Written task => Separate out the lines that hold "subtitle".

== Data for the task

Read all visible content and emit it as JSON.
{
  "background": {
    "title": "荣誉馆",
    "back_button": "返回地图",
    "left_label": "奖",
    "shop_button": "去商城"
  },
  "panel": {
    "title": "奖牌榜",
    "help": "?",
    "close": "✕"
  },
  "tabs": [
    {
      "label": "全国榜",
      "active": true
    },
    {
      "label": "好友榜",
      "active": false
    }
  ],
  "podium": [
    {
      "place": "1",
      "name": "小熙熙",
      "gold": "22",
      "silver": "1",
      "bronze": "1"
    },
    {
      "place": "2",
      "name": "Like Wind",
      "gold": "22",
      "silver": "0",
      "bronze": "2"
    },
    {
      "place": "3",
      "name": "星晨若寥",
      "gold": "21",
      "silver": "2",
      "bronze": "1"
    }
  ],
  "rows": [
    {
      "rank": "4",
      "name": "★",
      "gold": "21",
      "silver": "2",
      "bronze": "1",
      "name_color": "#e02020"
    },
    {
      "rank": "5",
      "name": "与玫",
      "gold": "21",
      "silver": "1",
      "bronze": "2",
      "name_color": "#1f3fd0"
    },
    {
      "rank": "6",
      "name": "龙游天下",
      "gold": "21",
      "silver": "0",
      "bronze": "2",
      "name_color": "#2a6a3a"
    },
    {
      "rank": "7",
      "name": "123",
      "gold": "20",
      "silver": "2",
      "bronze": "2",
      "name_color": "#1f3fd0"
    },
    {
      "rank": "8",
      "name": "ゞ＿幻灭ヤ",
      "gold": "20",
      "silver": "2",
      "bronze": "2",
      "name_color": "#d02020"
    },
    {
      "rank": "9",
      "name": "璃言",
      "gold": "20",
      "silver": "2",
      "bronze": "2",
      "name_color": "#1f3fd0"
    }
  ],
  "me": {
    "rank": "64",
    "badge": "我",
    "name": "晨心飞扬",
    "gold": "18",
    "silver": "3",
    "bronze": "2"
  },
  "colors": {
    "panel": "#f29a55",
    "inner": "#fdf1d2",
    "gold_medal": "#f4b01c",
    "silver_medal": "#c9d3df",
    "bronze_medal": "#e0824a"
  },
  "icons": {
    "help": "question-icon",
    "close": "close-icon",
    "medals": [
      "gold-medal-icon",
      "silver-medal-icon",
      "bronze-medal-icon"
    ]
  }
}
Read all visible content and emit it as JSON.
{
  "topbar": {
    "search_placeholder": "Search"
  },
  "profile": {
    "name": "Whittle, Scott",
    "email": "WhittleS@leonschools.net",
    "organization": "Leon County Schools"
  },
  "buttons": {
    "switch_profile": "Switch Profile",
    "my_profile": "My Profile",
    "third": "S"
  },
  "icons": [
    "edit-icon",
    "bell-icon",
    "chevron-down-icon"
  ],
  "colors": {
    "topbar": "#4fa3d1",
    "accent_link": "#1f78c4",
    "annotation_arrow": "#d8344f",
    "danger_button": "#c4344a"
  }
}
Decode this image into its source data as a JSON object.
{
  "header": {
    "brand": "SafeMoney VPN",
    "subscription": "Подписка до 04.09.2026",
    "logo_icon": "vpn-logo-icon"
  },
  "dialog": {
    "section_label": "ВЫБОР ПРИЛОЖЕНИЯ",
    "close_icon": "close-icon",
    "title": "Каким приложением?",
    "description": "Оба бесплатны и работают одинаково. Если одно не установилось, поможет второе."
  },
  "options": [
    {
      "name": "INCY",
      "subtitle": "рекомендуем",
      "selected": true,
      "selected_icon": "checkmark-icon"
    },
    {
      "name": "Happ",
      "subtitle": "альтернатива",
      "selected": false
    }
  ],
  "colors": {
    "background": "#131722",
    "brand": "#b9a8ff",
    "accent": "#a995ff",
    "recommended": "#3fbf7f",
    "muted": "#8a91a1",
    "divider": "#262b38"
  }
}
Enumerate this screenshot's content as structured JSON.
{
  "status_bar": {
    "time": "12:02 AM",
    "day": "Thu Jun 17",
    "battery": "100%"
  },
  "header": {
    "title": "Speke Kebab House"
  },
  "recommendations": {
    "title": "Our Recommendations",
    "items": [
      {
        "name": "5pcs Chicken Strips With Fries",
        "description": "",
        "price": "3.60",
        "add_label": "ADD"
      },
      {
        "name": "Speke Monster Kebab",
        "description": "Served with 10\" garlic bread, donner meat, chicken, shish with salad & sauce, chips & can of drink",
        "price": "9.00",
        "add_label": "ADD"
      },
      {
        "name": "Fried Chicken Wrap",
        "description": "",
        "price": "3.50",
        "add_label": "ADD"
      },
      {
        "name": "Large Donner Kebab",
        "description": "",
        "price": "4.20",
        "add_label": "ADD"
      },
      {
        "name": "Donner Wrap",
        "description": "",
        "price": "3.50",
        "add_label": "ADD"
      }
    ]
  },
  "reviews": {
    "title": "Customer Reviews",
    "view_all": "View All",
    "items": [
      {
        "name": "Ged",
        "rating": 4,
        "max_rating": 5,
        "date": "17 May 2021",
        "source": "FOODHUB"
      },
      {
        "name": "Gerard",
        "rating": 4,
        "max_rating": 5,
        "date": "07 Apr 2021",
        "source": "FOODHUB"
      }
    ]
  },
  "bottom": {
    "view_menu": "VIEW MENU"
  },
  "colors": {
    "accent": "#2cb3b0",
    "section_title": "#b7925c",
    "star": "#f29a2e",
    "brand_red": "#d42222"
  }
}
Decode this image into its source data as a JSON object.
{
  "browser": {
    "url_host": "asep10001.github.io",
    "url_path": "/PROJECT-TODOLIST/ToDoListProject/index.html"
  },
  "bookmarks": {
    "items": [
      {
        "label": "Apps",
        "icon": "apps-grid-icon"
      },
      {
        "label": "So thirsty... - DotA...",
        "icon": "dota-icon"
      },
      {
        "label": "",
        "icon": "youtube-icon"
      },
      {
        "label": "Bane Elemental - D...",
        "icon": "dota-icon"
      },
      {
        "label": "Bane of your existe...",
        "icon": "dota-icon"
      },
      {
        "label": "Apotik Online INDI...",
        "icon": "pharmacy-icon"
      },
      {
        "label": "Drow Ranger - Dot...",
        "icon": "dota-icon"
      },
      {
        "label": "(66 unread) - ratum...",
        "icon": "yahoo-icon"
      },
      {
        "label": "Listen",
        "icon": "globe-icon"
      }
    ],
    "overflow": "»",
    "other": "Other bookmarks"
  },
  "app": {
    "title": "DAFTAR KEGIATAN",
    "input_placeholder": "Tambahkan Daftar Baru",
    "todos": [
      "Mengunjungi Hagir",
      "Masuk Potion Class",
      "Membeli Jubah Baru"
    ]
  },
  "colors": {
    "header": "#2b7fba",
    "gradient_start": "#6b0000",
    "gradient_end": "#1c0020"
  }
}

====

Answer for the task =>
      "subtitle": "рекомендуем",
      "subtitle": "альтернатива",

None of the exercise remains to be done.